▸ EXERCISE REQUIREMENTS:
Every line below should be repeated exactly.

▸ MATERIAL FOR THIS TASK:
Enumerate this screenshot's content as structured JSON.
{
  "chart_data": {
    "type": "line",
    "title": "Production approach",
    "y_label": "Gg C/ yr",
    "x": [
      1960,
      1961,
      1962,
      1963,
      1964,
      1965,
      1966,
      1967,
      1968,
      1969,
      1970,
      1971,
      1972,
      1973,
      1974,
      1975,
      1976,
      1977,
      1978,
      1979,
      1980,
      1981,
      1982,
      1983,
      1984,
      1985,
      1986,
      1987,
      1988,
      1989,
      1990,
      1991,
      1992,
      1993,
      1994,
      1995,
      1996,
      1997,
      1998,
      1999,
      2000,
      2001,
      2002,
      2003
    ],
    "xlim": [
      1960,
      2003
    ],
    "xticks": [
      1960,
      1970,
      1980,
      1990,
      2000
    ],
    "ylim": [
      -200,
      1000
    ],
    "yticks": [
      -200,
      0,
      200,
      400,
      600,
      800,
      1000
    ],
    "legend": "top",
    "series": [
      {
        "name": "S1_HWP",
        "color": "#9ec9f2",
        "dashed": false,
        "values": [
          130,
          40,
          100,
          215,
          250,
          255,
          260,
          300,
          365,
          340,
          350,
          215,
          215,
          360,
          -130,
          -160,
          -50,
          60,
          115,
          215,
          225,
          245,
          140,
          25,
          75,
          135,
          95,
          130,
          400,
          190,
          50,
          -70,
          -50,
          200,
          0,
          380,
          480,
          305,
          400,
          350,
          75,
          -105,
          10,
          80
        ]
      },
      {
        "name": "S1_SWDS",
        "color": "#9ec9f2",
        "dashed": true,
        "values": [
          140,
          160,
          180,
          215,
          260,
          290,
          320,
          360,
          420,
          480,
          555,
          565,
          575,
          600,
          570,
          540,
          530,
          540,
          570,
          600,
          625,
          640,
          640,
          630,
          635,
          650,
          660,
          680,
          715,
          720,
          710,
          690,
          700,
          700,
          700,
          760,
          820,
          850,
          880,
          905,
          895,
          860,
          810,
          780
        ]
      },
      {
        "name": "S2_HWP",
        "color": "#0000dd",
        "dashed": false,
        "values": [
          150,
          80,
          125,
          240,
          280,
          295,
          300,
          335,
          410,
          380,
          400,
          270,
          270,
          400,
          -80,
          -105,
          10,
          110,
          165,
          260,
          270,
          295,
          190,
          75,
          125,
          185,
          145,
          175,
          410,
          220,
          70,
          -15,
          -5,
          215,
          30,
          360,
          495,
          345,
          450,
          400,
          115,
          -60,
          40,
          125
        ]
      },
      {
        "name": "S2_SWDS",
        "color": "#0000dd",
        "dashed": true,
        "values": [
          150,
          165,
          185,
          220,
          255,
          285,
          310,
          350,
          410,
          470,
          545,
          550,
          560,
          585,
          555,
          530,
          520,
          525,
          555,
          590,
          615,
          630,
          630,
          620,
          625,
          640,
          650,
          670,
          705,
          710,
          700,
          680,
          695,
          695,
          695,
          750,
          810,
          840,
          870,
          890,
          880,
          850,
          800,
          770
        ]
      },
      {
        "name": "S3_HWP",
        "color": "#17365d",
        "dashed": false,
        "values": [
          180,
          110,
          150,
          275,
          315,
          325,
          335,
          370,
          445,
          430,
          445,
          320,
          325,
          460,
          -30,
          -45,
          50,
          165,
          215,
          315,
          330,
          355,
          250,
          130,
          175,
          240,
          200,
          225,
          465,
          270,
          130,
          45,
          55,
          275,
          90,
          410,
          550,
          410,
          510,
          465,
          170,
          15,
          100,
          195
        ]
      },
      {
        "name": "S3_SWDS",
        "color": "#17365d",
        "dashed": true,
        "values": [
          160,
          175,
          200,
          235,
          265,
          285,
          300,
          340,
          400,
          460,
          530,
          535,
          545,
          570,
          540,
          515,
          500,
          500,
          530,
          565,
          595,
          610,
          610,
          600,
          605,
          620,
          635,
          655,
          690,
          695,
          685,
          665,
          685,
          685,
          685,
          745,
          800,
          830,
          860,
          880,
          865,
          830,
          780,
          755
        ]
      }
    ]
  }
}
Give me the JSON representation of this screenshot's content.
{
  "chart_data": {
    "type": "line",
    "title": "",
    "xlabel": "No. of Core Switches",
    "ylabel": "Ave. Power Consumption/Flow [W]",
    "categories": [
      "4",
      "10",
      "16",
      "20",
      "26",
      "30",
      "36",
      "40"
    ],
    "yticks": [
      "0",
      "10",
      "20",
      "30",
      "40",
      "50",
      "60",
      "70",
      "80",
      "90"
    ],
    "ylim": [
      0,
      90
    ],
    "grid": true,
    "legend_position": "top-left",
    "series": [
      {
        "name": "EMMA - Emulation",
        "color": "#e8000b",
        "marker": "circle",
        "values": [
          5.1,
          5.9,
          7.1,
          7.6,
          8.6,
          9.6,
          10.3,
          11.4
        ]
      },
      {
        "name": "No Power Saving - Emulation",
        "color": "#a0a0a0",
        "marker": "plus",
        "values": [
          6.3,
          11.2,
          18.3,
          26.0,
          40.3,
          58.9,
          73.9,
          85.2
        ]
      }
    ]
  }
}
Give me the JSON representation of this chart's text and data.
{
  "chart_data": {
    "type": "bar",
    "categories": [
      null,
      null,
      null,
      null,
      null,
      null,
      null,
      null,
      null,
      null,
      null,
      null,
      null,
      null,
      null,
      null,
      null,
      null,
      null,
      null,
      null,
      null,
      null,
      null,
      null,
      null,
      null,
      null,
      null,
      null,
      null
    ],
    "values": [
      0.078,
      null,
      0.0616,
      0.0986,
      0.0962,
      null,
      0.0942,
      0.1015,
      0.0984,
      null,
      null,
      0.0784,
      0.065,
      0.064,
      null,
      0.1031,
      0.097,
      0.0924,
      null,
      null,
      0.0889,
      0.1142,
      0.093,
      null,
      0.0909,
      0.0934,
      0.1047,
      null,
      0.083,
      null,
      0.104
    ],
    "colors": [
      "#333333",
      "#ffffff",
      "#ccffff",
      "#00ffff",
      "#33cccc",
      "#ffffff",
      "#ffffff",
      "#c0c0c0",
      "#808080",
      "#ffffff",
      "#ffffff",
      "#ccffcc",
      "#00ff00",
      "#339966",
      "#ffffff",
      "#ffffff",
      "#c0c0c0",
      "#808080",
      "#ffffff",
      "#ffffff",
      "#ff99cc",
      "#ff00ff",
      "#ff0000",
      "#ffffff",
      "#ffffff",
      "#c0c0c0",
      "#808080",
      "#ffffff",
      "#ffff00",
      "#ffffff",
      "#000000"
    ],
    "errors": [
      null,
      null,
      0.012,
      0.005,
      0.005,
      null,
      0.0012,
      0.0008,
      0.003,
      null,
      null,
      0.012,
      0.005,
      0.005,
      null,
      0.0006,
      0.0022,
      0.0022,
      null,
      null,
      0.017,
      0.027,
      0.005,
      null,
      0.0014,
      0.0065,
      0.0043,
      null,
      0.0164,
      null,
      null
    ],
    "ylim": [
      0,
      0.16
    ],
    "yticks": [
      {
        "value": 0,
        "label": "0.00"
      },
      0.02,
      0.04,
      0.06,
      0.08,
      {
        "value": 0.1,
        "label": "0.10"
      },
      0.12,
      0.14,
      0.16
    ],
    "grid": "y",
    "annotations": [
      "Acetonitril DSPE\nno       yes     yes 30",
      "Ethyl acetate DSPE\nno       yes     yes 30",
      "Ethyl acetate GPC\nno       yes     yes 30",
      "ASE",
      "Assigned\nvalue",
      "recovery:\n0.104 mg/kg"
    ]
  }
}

▸ SOLUTION BELOW:
Enumerate this screenshot's content as structured JSON.
{
  "chart_data": {
    "type": "line",
    "title": "Production approach",
    "y_label": "Gg C/ yr",
    "x": [
      1960,
      1961,
      1962,
      1963,
      1964,
      1965,
      1966,
      1967,
      1968,
      1969,
      1970,
      1971,
      1972,
      1973,
      1974,
      1975,
      1976,
      1977,
      1978,
      1979,
      1980,
      1981,
      1982,
      1983,
      1984,
      1985,
      1986,
      1987,
      1988,
      1989,
      1990,
      1991,
      1992,
      1993,
      1994,
      1995,
      1996,
      1997,
      1998,
      1999,
      2000,
      2001,
      2002,
      2003
    ],
    "xlim": [
      1960,
      2003
    ],
    "xticks": [
      1960,
      1970,
      1980,
      1990,
      2000
    ],
    "ylim": [
      -200,
      1000
    ],
    "yticks": [
      -200,
      0,
      200,
      400,
      600,
      800,
      1000
    ],
    "legend": "top",
    "series": [
      {
        "name": "S1_HWP",
        "color": "#9ec9f2",
        "dashed": false,
        "values": [
          130,
          40,
          100,
          215,
          250,
          255,
          260,
          300,
          365,
          340,
          350,
          215,
          215,
          360,
          -130,
          -160,
          -50,
          60,
          115,
          215,
          225,
          245,
          140,
          25,
          75,
          135,
          95,
          130,
          400,
          190,
          50,
          -70,
          -50,
          200,
          0,
          380,
          480,
          305,
          400,
          350,
          75,
          -105,
          10,
          80
        ]
      },
      {
        "name": "S1_SWDS",
        "color": "#9ec9f2",
        "dashed": true,
        "values": [
          140,
          160,
          180,
          215,
          260,
          290,
          320,
          360,
          420,
          480,
          555,
          565,
          575,
          600,
          570,
          540,
          530,
          540,
          570,
          600,
          625,
          640,
          640,
          630,
          635,
          650,
          660,
          680,
          715,
          720,
          710,
          690,
          700,
          700,
          700,
          760,
          820,
          850,
          880,
          905,
          895,
          860,
          810,
          780
        ]
      },
      {
        "name": "S2_HWP",
        "color": "#0000dd",
        "dashed": false,
        "values": [
          150,
          80,
          125,
          240,
          280,
          295,
          300,
          335,
          410,
          380,
          400,
          270,
          270,
          400,
          -80,
          -105,
          10,
          110,
          165,
          260,
          270,
          295,
          190,
          75,
          125,
          185,
          145,
          175,
          410,
          220,
          70,
          -15,
          -5,
          215,
          30,
          360,
          495,
          345,
          450,
          400,
          115,
          -60,
          40,
          125
        ]
      },
      {
        "name": "S2_SWDS",
        "color": "#0000dd",
        "dashed": true,
        "values": [
          150,
          165,
          185,
          220,
          255,
          285,
          310,
          350,
          410,
          470,
          545,
          550,
          560,
          585,
          555,
          530,
          520,
          525,
          555,
          590,
          615,
          630,
          630,
          620,
          625,
          640,
          650,
          670,
          705,
          710,
          700,
          680,
          695,
          695,
          695,
          750,
          810,
          840,
          870,
          890,
          880,
          850,
          800,
          770
        ]
      },
      {
        "name": "S3_HWP",
        "color": "#17365d",
        "dashed": false,
        "values": [
          180,
          110,
          150,
          275,
          315,
          325,
          335,
          370,
          445,
          430,
          445,
          320,
          325,
          460,
          -30,
          -45,
          50,
          165,
          215,
          315,
          330,
          355,
          250,
          130,
          175,
          240,
          200,
          225,
          465,
          270,
          130,
          45,
          55,
          275,
          90,
          410,
          550,
          410,
          510,
          465,
          170,
          15,
          100,
          195
        ]
      },
      {
        "name": "S3_SWDS",
        "color": "#17365d",
        "dashed": true,
        "values": [
          160,
          175,
          200,
          235,
          265,
          285,
          300,
          340,
          400,
          460,
          530,
          535,
          545,
          570,
          540,
          515,
          500,
          500,
          530,
          565,
          595,
          610,
          610,
          600,
          605,
          620,
          635,
          655,
          690,
          695,
          685,
          665,
          685,
          685,
          685,
          745,
          800,
          830,
          860,
          880,
          865,
          830,
          780,
          755
        ]
      }
    ]
  }
}
Give me the JSON representation of this screenshot's content.
{
  "chart_data": {
    "type": "line",
    "title": "",
    "xlabel": "No. of Core Switches",
    "ylabel": "Ave. Power Consumption/Flow [W]",
    "categories": [
      "4",
      "10",
      "16",
      "20",
      "26",
      "30",
      "36",
      "40"
    ],
    "yticks": [
      "0",
      "10",
      "20",
      "30",
      "40",
      "50",
      "60",
      "70",
      "80",
      "90"
    ],
    "ylim": [
      0,
      90
    ],
    "grid": true,
    "legend_position": "top-left",
    "series": [
      {
        "name": "EMMA - Emulation",
        "color": "#e8000b",
        "marker": "circle",
        "values": [
          5.1,
          5.9,
          7.1,
          7.6,
          8.6,
          9.6,
          10.3,
          11.4
        ]
      },
      {
        "name": "No Power Saving - Emulation",
        "color": "#a0a0a0",
        "marker": "plus",
        "values": [
          6.3,
          11.2,
          18.3,
          26.0,
          40.3,
          58.9,
          73.9,
          85.2
        ]
      }
    ]
  }
}
Give me the JSON representation of this chart's text and data.
{
  "chart_data": {
    "type": "bar",
    "categories": [
      null,
      null,
      null,
      null,
      null,
      null,
      null,
      null,
      null,
      null,
      null,
      null,
      null,
      null,
      null,
      null,
      null,
      null,
      null,
      null,
      null,
      null,
      null,
      null,
      null,
      null,
      null,
      null,
      null,
      null,
      null
    ],
    "values": [
      0.078,
      null,
      0.0616,
      0.0986,
      0.0962,
      null,
      0.0942,
      0.1015,
      0.0984,
      null,
      null,
      0.0784,
      0.065,
      0.064,
      null,
      0.1031,
      0.097,
      0.0924,
      null,
      null,
      0.0889,
      0.1142,
      0.093,
      null,
      0.0909,
      0.0934,
      0.1047,
      null,
      0.083,
      null,
      0.104
    ],
    "colors": [
      "#333333",
      "#ffffff",
      "#ccffff",
      "#00ffff",
      "#33cccc",
      "#ffffff",
      "#ffffff",
      "#c0c0c0",
      "#808080",
      "#ffffff",
      "#ffffff",
      "#ccffcc",
      "#00ff00",
      "#339966",
      "#ffffff",
      "#ffffff",
      "#c0c0c0",
      "#808080",
      "#ffffff",
      "#ffffff",
      "#ff99cc",
      "#ff00ff",
      "#ff0000",
      "#ffffff",
      "#ffffff",
      "#c0c0c0",
      "#808080",
      "#ffffff",
      "#ffff00",
      "#ffffff",
      "#000000"
    ],
    "errors": [
      null,
      null,
      0.012,
      0.005,
      0.005,
      null,
      0.0012,
      0.0008,
      0.003,
      null,
      null,
      0.012,
      0.005,
      0.005,
      null,
      0.0006,
      0.0022,
      0.0022,
      null,
      null,
      0.017,
      0.027,
      0.005,
      null,
      0.0014,
      0.0065,
      0.0043,
      null,
      0.0164,
      null,
      null
    ],
    "ylim": [
      0,
      0.16
    ],
    "yticks": [
      {
        "value": 0,
        "label": "0.00"
      },
      0.02,
      0.04,
      0.06,
      0.08,
      {
        "value": 0.1,
        "label": "0.10"
      },
      0.12,
      0.14,
      0.16
    ],
    "grid": "y",
    "annotations": [
      "Acetonitril DSPE\nno       yes     yes 30",
      "Ethyl acetate DSPE\nno       yes     yes 30",
      "Ethyl acetate GPC\nno       yes     yes 30",
      "ASE",
      "Assigned\nvalue",
      "recovery:\n0.104 mg/kg"
    ]
  }
}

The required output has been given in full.